__What the exercise asks__:
In the lines below, how many hold the word "role"? Answer only with the number.

# Recorded data start

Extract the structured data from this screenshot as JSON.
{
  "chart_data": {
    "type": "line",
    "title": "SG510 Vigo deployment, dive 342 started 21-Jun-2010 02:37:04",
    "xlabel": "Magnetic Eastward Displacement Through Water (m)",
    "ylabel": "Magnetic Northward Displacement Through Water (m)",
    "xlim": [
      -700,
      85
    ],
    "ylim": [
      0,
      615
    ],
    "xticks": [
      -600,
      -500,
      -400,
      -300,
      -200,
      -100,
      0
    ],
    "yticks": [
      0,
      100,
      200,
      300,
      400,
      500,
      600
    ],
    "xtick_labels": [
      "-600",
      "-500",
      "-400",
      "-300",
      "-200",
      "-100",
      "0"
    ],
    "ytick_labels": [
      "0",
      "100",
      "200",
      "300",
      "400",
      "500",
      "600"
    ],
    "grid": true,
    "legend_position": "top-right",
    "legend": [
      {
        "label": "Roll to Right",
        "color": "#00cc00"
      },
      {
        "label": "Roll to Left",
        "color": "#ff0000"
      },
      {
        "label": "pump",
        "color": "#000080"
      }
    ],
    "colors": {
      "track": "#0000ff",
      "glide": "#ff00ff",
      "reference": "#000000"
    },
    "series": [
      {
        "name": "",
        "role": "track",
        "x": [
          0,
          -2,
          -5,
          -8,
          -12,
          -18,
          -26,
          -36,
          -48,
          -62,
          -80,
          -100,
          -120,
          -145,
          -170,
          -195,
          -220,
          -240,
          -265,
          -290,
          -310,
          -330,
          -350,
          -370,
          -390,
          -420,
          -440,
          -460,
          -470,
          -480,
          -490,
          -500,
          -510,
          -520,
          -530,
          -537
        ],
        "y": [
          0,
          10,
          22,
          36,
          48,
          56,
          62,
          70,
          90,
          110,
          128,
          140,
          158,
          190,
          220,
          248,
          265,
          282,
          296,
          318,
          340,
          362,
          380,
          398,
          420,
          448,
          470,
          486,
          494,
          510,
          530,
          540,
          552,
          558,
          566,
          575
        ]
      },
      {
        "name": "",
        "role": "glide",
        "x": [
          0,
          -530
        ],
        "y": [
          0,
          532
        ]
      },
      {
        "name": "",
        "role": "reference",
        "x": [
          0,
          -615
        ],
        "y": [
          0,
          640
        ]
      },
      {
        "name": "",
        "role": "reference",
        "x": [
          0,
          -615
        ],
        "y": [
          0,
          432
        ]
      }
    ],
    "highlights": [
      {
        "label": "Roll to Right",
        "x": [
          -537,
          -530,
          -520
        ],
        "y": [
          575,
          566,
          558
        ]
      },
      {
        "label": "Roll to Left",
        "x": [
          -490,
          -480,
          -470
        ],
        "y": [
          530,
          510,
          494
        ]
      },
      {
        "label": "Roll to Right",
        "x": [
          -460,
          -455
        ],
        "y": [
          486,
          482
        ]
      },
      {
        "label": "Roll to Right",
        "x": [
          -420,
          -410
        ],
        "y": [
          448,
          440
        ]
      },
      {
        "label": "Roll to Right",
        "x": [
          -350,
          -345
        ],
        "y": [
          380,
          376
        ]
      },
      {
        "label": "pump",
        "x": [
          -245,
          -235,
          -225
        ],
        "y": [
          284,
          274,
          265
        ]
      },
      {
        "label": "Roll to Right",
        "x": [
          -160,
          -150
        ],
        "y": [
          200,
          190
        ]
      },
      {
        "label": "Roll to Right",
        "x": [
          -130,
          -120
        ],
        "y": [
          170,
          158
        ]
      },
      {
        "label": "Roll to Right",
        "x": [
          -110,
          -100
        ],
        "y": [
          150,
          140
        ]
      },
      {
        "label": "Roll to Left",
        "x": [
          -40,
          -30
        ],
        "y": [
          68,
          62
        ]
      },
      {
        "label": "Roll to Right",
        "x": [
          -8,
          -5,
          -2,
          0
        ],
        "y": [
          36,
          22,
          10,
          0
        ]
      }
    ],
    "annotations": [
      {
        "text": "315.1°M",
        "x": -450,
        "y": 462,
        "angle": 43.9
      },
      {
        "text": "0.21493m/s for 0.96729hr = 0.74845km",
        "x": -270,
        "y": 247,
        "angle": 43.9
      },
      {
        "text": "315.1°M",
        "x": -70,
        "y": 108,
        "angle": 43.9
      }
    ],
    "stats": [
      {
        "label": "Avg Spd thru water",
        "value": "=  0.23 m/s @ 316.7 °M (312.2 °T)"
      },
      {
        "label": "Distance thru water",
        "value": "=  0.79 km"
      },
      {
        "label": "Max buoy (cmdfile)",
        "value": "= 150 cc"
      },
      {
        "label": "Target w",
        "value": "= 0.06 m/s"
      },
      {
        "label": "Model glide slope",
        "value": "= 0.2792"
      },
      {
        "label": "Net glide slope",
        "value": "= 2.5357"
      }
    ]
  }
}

# Recorded data end

__The reply__:
4